EXERCISE OBJECTIVE
Pick out every line of the records that contains the string "hole", matching case exactly, and copy each line.

Image region annotations
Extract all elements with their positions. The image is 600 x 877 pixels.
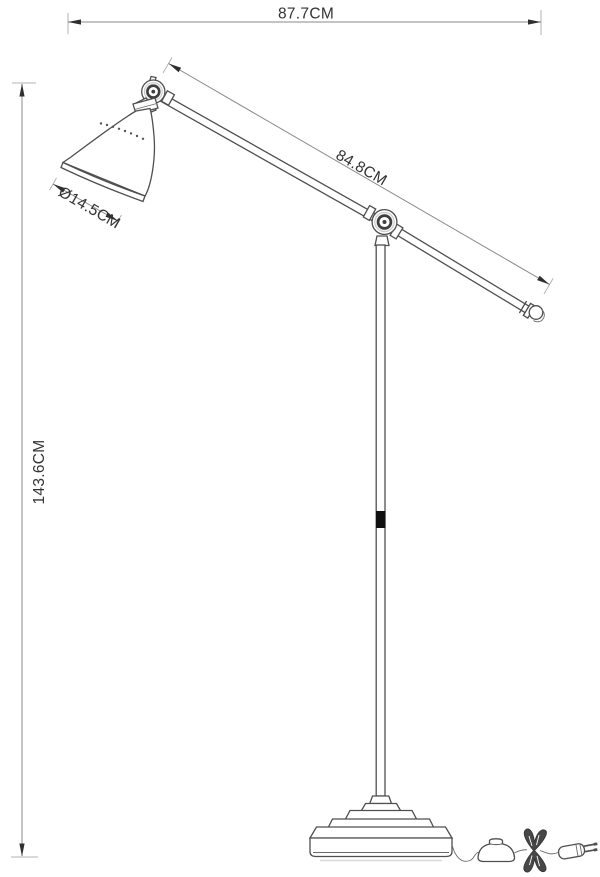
arrow-left-icon (68, 19, 81, 24)
lamp-dimension-diagram: 87.7CM 143.6CM 84.8CM Ø14.5CM (0, 0, 600, 877)
vent-hole (130, 132, 132, 134)
foot-switch-body (478, 844, 515, 862)
pole-top-collar (375, 236, 389, 246)
lamp-pole-and-base (310, 236, 452, 861)
arrow-upper-left-icon (169, 64, 182, 73)
arrow-right-icon (528, 19, 541, 24)
cord-bundle (524, 829, 547, 872)
vent-hole (142, 138, 144, 140)
arrow-up-icon (19, 84, 24, 97)
vent-hole (106, 124, 108, 126)
lamp-arm-assembly (150, 89, 544, 322)
vent-hole (124, 130, 126, 132)
vent-hole (112, 126, 114, 128)
dimension-overall-height: 143.6CM (11, 83, 48, 857)
arm-dimension-label: 84.8CM (333, 147, 390, 190)
power-cord-assembly (452, 829, 599, 872)
dimension-arm-length: 84.8CM (163, 57, 553, 294)
lamp-shade (61, 98, 158, 202)
height-adjustment-mark (376, 511, 385, 528)
width-dimension-label: 87.7CM (278, 6, 334, 23)
cord-from-base (452, 845, 479, 861)
pivot-axle-dot (151, 90, 155, 94)
elbow-axle-dot (383, 220, 387, 224)
cord-switch-to-bundle (515, 850, 528, 853)
power-plug (558, 841, 599, 860)
vent-hole (118, 128, 120, 130)
cord-bundle-to-plug (540, 851, 558, 854)
plug-prong-tip-upper (594, 842, 598, 845)
pole-base-collar (370, 796, 392, 804)
height-dimension-label: 143.6CM (31, 440, 48, 505)
foot-switch-button (490, 839, 503, 844)
arrow-lower-right-icon (537, 276, 550, 285)
diagram-canvas: 87.7CM 143.6CM 84.8CM Ø14.5CM (0, 0, 600, 877)
arrow-down-icon (19, 844, 24, 857)
elbow-joint (372, 210, 397, 235)
plug-prong-tip-lower (594, 848, 598, 851)
dimension-overall-width: 87.7CM (68, 6, 541, 36)
lower-arm (382, 220, 535, 316)
end-cap-knob (529, 306, 543, 320)
base-tiers (310, 804, 452, 839)
shade-dimension-label: Ø14.5CM (55, 184, 123, 233)
vent-hole (100, 122, 102, 124)
vent-hole (136, 135, 138, 137)
base-drum (310, 838, 452, 857)
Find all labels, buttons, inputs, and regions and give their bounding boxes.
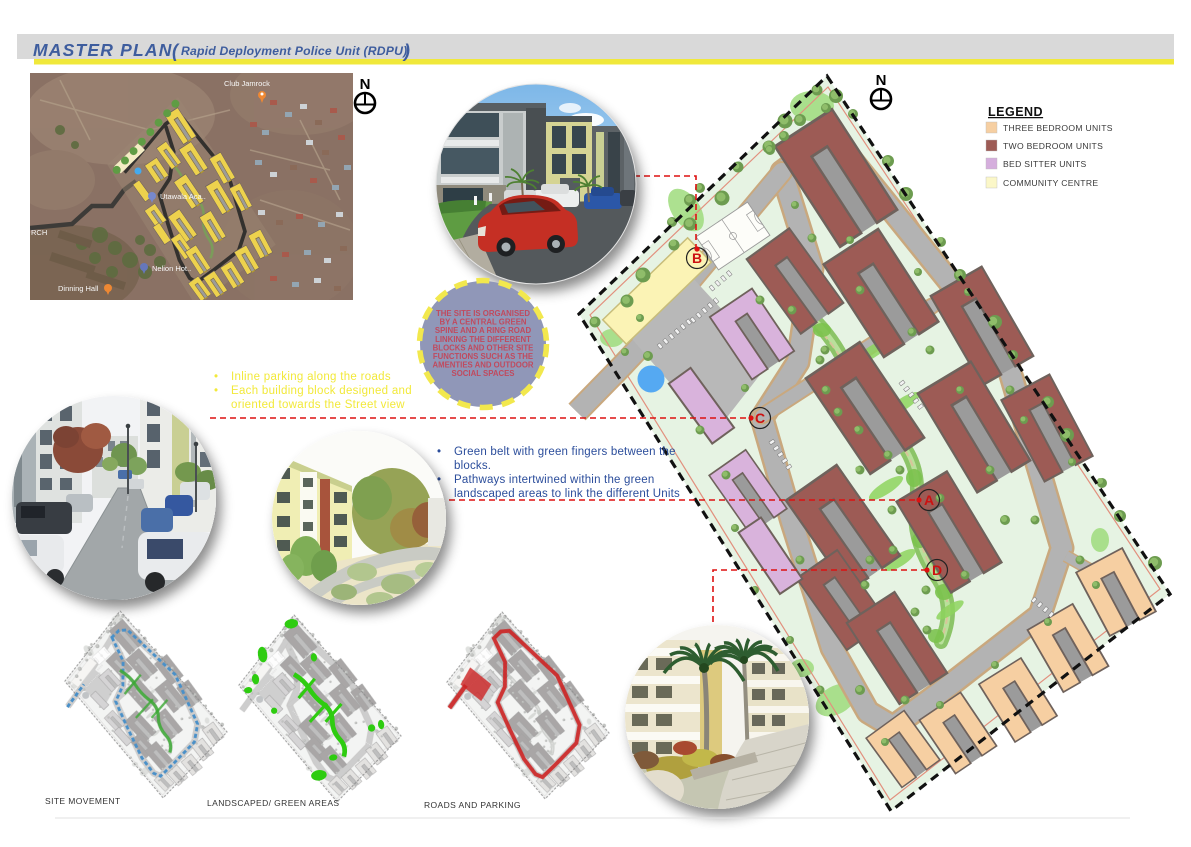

FINAL ANSWER
vent-hole (130, 132, 132, 134)
vent-hole (142, 138, 144, 140)
vent-hole (106, 124, 108, 126)
vent-hole (124, 130, 126, 132)
vent-hole (112, 126, 114, 128)
vent-hole (118, 128, 120, 130)
vent-hole (100, 122, 102, 124)
vent-hole (136, 135, 138, 137)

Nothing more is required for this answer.